**Rows from a dataset**
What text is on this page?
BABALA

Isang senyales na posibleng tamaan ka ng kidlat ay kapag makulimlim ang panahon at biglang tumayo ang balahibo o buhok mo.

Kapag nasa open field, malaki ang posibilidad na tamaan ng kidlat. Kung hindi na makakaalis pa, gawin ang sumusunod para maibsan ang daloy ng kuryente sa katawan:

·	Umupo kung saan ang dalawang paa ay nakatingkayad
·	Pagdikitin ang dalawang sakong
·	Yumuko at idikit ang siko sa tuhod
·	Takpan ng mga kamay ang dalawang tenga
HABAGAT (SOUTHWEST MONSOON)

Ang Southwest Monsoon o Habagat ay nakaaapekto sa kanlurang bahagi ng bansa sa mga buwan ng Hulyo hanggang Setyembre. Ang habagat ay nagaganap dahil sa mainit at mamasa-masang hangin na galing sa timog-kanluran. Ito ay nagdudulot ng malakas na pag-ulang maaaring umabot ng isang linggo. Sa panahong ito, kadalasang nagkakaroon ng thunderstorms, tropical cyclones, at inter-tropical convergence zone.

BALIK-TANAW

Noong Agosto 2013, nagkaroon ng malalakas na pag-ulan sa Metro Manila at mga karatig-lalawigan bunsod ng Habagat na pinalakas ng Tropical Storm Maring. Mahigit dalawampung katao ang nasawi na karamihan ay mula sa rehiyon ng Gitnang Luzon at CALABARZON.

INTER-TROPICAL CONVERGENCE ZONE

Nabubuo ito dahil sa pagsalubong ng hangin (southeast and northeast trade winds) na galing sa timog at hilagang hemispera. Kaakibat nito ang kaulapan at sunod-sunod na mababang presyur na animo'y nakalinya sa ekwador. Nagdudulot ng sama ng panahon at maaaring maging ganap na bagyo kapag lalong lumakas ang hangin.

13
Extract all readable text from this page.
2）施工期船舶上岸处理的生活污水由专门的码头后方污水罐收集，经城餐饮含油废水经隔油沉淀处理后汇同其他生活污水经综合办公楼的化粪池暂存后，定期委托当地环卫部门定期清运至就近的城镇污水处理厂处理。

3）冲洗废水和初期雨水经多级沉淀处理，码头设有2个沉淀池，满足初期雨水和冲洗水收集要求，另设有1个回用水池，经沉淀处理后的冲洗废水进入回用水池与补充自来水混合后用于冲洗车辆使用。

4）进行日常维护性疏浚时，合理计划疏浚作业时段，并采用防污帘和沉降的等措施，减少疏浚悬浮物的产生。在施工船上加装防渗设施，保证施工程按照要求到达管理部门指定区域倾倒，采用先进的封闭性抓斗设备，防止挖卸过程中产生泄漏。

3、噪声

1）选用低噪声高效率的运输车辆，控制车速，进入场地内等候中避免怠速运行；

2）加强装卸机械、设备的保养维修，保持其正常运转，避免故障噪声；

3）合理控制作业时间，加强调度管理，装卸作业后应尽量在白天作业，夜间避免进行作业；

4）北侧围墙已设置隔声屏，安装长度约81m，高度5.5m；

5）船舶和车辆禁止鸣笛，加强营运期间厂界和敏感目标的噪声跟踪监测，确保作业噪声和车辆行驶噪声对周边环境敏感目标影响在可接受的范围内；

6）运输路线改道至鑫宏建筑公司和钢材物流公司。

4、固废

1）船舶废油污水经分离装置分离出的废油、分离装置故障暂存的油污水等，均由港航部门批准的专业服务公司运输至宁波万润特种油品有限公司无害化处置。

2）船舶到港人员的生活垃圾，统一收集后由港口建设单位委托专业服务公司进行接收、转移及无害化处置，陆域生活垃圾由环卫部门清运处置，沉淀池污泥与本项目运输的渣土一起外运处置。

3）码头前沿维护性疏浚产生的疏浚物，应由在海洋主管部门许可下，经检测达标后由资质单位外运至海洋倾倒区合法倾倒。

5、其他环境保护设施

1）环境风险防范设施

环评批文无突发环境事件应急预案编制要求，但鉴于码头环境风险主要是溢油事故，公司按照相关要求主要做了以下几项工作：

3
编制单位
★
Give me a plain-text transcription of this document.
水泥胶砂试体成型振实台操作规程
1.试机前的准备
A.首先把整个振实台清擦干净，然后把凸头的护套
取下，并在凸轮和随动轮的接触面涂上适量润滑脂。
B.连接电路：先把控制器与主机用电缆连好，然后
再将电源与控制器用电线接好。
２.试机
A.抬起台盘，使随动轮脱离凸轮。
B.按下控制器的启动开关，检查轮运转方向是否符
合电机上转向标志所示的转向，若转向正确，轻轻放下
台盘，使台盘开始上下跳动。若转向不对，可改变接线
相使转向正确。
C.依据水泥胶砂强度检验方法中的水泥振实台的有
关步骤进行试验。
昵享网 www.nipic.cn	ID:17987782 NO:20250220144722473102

**Aim**
All of the material above needs to be copied exactly.

**Written answer**
What text is on this page?
BABALA

Isang senyales na posibleng tamaan ka ng kidlat ay kapag makulimlim ang panahon at biglang tumayo ang balahibo o buhok mo.

Kapag nasa open field, malaki ang posibilidad na tamaan ng kidlat. Kung hindi na makakaalis pa, gawin ang sumusunod para maibsan ang daloy ng kuryente sa katawan:

·	Umupo kung saan ang dalawang paa ay nakatingkayad
·	Pagdikitin ang dalawang sakong
·	Yumuko at idikit ang siko sa tuhod
·	Takpan ng mga kamay ang dalawang tenga
HABAGAT (SOUTHWEST MONSOON)

Ang Southwest Monsoon o Habagat ay nakaaapekto sa kanlurang bahagi ng bansa sa mga buwan ng Hulyo hanggang Setyembre. Ang habagat ay nagaganap dahil sa mainit at mamasa-masang hangin na galing sa timog-kanluran. Ito ay nagdudulot ng malakas na pag-ulang maaaring umabot ng isang linggo. Sa panahong ito, kadalasang nagkakaroon ng thunderstorms, tropical cyclones, at inter-tropical convergence zone.

BALIK-TANAW

Noong Agosto 2013, nagkaroon ng malalakas na pag-ulan sa Metro Manila at mga karatig-lalawigan bunsod ng Habagat na pinalakas ng Tropical Storm Maring. Mahigit dalawampung katao ang nasawi na karamihan ay mula sa rehiyon ng Gitnang Luzon at CALABARZON.

INTER-TROPICAL CONVERGENCE ZONE

Nabubuo ito dahil sa pagsalubong ng hangin (southeast and northeast trade winds) na galing sa timog at hilagang hemispera. Kaakibat nito ang kaulapan at sunod-sunod na mababang presyur na animo'y nakalinya sa ekwador. Nagdudulot ng sama ng panahon at maaaring maging ganap na bagyo kapag lalong lumakas ang hangin.

13
Extract all readable text from this page.
2）施工期船舶上岸处理的生活污水由专门的码头后方污水罐收集，经城餐饮含油废水经隔油沉淀处理后汇同其他生活污水经综合办公楼的化粪池暂存后，定期委托当地环卫部门定期清运至就近的城镇污水处理厂处理。

3）冲洗废水和初期雨水经多级沉淀处理，码头设有2个沉淀池，满足初期雨水和冲洗水收集要求，另设有1个回用水池，经沉淀处理后的冲洗废水进入回用水池与补充自来水混合后用于冲洗车辆使用。

4）进行日常维护性疏浚时，合理计划疏浚作业时段，并采用防污帘和沉降的等措施，减少疏浚悬浮物的产生。在施工船上加装防渗设施，保证施工程按照要求到达管理部门指定区域倾倒，采用先进的封闭性抓斗设备，防止挖卸过程中产生泄漏。

3、噪声

1）选用低噪声高效率的运输车辆，控制车速，进入场地内等候中避免怠速运行；

2）加强装卸机械、设备的保养维修，保持其正常运转，避免故障噪声；

3）合理控制作业时间，加强调度管理，装卸作业后应尽量在白天作业，夜间避免进行作业；

4）北侧围墙已设置隔声屏，安装长度约81m，高度5.5m；

5）船舶和车辆禁止鸣笛，加强营运期间厂界和敏感目标的噪声跟踪监测，确保作业噪声和车辆行驶噪声对周边环境敏感目标影响在可接受的范围内；

6）运输路线改道至鑫宏建筑公司和钢材物流公司。

4、固废

1）船舶废油污水经分离装置分离出的废油、分离装置故障暂存的油污水等，均由港航部门批准的专业服务公司运输至宁波万润特种油品有限公司无害化处置。

2）船舶到港人员的生活垃圾，统一收集后由港口建设单位委托专业服务公司进行接收、转移及无害化处置，陆域生活垃圾由环卫部门清运处置，沉淀池污泥与本项目运输的渣土一起外运处置。

3）码头前沿维护性疏浚产生的疏浚物，应由在海洋主管部门许可下，经检测达标后由资质单位外运至海洋倾倒区合法倾倒。

5、其他环境保护设施

1）环境风险防范设施

环评批文无突发环境事件应急预案编制要求，但鉴于码头环境风险主要是溢油事故，公司按照相关要求主要做了以下几项工作：

3
编制单位
★
Give me a plain-text transcription of this document.
水泥胶砂试体成型振实台操作规程
1.试机前的准备
A.首先把整个振实台清擦干净，然后把凸头的护套
取下，并在凸轮和随动轮的接触面涂上适量润滑脂。
B.连接电路：先把控制器与主机用电缆连好，然后
再将电源与控制器用电线接好。
２.试机
A.抬起台盘，使随动轮脱离凸轮。
B.按下控制器的启动开关，检查轮运转方向是否符
合电机上转向标志所示的转向，若转向正确，轻轻放下
台盘，使台盘开始上下跳动。若转向不对，可改变接线
相使转向正确。
C.依据水泥胶砂强度检验方法中的水泥振实台的有
关步骤进行试验。
昵享网 www.nipic.cn	ID:17987782 NO:20250220144722473102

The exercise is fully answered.